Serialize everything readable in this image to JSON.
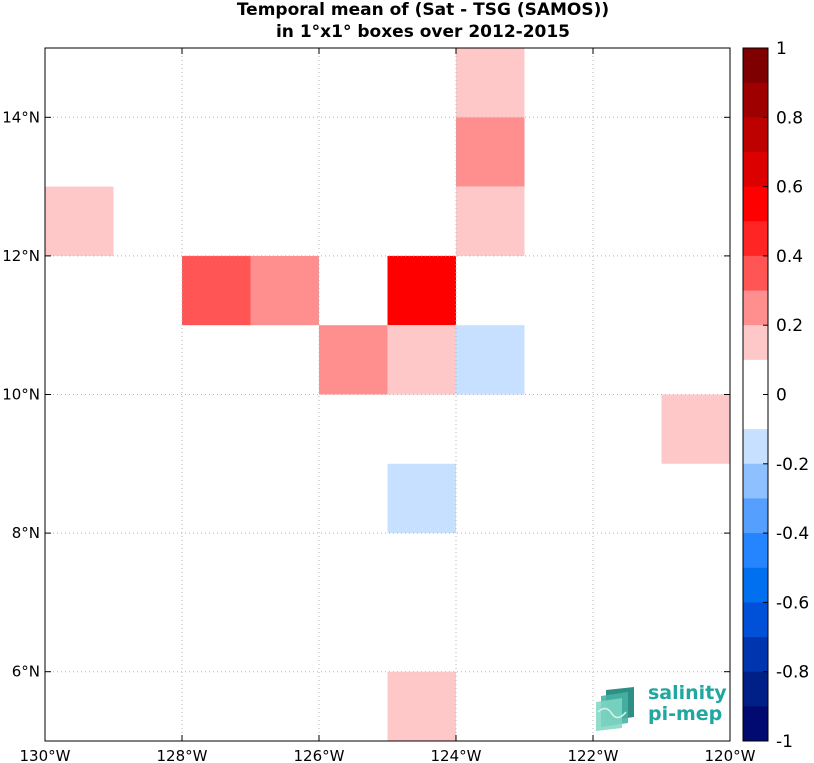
{
  "chart_data": {
    "type": "heatmap",
    "title": "Temporal mean of (Sat - TSG (SAMOS))",
    "subtitle": "in 1°x1° boxes over 2012-2015",
    "x_ticks": [
      {
        "value": -130,
        "label": "130°W"
      },
      {
        "value": -128,
        "label": "128°W"
      },
      {
        "value": -126,
        "label": "126°W"
      },
      {
        "value": -124,
        "label": "124°W"
      },
      {
        "value": -122,
        "label": "122°W"
      },
      {
        "value": -120,
        "label": "120°W"
      }
    ],
    "y_ticks": [
      {
        "value": 6,
        "label": "6°N"
      },
      {
        "value": 8,
        "label": "8°N"
      },
      {
        "value": 10,
        "label": "10°N"
      },
      {
        "value": 12,
        "label": "12°N"
      },
      {
        "value": 14,
        "label": "14°N"
      }
    ],
    "xlim": [
      -130,
      -120
    ],
    "ylim": [
      5,
      15
    ],
    "grid": true,
    "grid_style": "dotted",
    "colorbar": {
      "range": [
        -1,
        1
      ],
      "levels": 20,
      "ticks": [
        {
          "value": 1,
          "label": "1"
        },
        {
          "value": 0.8,
          "label": "0.8"
        },
        {
          "value": 0.6,
          "label": "0.6"
        },
        {
          "value": 0.4,
          "label": "0.4"
        },
        {
          "value": 0.2,
          "label": "0.2"
        },
        {
          "value": 0,
          "label": "0"
        },
        {
          "value": -0.2,
          "label": "-0.2"
        },
        {
          "value": -0.4,
          "label": "-0.4"
        },
        {
          "value": -0.6,
          "label": "-0.6"
        },
        {
          "value": -0.8,
          "label": "-0.8"
        },
        {
          "value": -1,
          "label": "-1"
        }
      ],
      "colors_top_to_bottom": [
        "#7f0000",
        "#9e0000",
        "#bd0000",
        "#dc0000",
        "#ff0000",
        "#ff2525",
        "#ff5555",
        "#ff8e8e",
        "#ffc8c8",
        "#ffffff",
        "#ffffff",
        "#c8e0ff",
        "#8ec0ff",
        "#55a0ff",
        "#2585ff",
        "#0070f0",
        "#0050d8",
        "#0035b0",
        "#002088",
        "#000a70"
      ]
    },
    "cells": [
      {
        "lon": -129.5,
        "lat": 12.5,
        "value": 0.15
      },
      {
        "lon": -127.5,
        "lat": 11.5,
        "value": 0.35
      },
      {
        "lon": -126.5,
        "lat": 11.5,
        "value": 0.25
      },
      {
        "lon": -124.5,
        "lat": 11.5,
        "value": 0.55
      },
      {
        "lon": -125.5,
        "lat": 10.5,
        "value": 0.25
      },
      {
        "lon": -124.5,
        "lat": 10.5,
        "value": 0.15
      },
      {
        "lon": -123.5,
        "lat": 10.5,
        "value": -0.15
      },
      {
        "lon": -123.5,
        "lat": 14.5,
        "value": 0.15
      },
      {
        "lon": -123.5,
        "lat": 13.5,
        "value": 0.25
      },
      {
        "lon": -123.5,
        "lat": 12.5,
        "value": 0.15
      },
      {
        "lon": -120.5,
        "lat": 9.5,
        "value": 0.15
      },
      {
        "lon": -124.5,
        "lat": 8.5,
        "value": -0.15
      },
      {
        "lon": -124.5,
        "lat": 5.5,
        "value": 0.15
      }
    ]
  },
  "logo": {
    "line1": "salinity",
    "line2": "pi-mep",
    "color": "#1fa7a0"
  }
}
- - - - -
PROBLEM TO SOLVE:
Copy the data character for character, but drop all pictures from the copy.

OUTPUT FOR THIS TASK:
Serialize everything readable in this image to JSON.
{
  "chart_data": {
    "type": "heatmap",
    "title": "Temporal mean of (Sat - TSG (SAMOS))",
    "subtitle": "in 1°x1° boxes over 2012-2015",
    "x_ticks": [
      {
        "value": -130,
        "label": "130°W"
      },
      {
        "value": -128,
        "label": "128°W"
      },
      {
        "value": -126,
        "label": "126°W"
      },
      {
        "value": -124,
        "label": "124°W"
      },
      {
        "value": -122,
        "label": "122°W"
      },
      {
        "value": -120,
        "label": "120°W"
      }
    ],
    "y_ticks": [
      {
        "value": 6,
        "label": "6°N"
      },
      {
        "value": 8,
        "label": "8°N"
      },
      {
        "value": 10,
        "label": "10°N"
      },
      {
        "value": 12,
        "label": "12°N"
      },
      {
        "value": 14,
        "label": "14°N"
      }
    ],
    "xlim": [
      -130,
      -120
    ],
    "ylim": [
      5,
      15
    ],
    "grid": true,
    "grid_style": "dotted",
    "colorbar": {
      "range": [
        -1,
        1
      ],
      "levels": 20,
      "ticks": [
        {
          "value": 1,
          "label": "1"
        },
        {
          "value": 0.8,
          "label": "0.8"
        },
        {
          "value": 0.6,
          "label": "0.6"
        },
        {
          "value": 0.4,
          "label": "0.4"
        },
        {
          "value": 0.2,
          "label": "0.2"
        },
        {
          "value": 0,
          "label": "0"
        },
        {
          "value": -0.2,
          "label": "-0.2"
        },
        {
          "value": -0.4,
          "label": "-0.4"
        },
        {
          "value": -0.6,
          "label": "-0.6"
        },
        {
          "value": -0.8,
          "label": "-0.8"
        },
        {
          "value": -1,
          "label": "-1"
        }
      ],
      "colors_top_to_bottom": [
        "#7f0000",
        "#9e0000",
        "#bd0000",
        "#dc0000",
        "#ff0000",
        "#ff2525",
        "#ff5555",
        "#ff8e8e",
        "#ffc8c8",
        "#ffffff",
        "#ffffff",
        "#c8e0ff",
        "#8ec0ff",
        "#55a0ff",
        "#2585ff",
        "#0070f0",
        "#0050d8",
        "#0035b0",
        "#002088",
        "#000a70"
      ]
    },
    "cells": [
      {
        "lon": -129.5,
        "lat": 12.5,
        "value": 0.15
      },
      {
        "lon": -127.5,
        "lat": 11.5,
        "value": 0.35
      },
      {
        "lon": -126.5,
        "lat": 11.5,
        "value": 0.25
      },
      {
        "lon": -124.5,
        "lat": 11.5,
        "value": 0.55
      },
      {
        "lon": -125.5,
        "lat": 10.5,
        "value": 0.25
      },
      {
        "lon": -124.5,
        "lat": 10.5,
        "value": 0.15
      },
      {
        "lon": -123.5,
        "lat": 10.5,
        "value": -0.15
      },
      {
        "lon": -123.5,
        "lat": 14.5,
        "value": 0.15
      },
      {
        "lon": -123.5,
        "lat": 13.5,
        "value": 0.25
      },
      {
        "lon": -123.5,
        "lat": 12.5,
        "value": 0.15
      },
      {
        "lon": -120.5,
        "lat": 9.5,
        "value": 0.15
      },
      {
        "lon": -124.5,
        "lat": 8.5,
        "value": -0.15
      },
      {
        "lon": -124.5,
        "lat": 5.5,
        "value": 0.15
      }
    ]
  },
  "logo": {
    "line1": "salinity",
    "line2": "pi-mep",
    "color": "#1fa7a0"
  }
}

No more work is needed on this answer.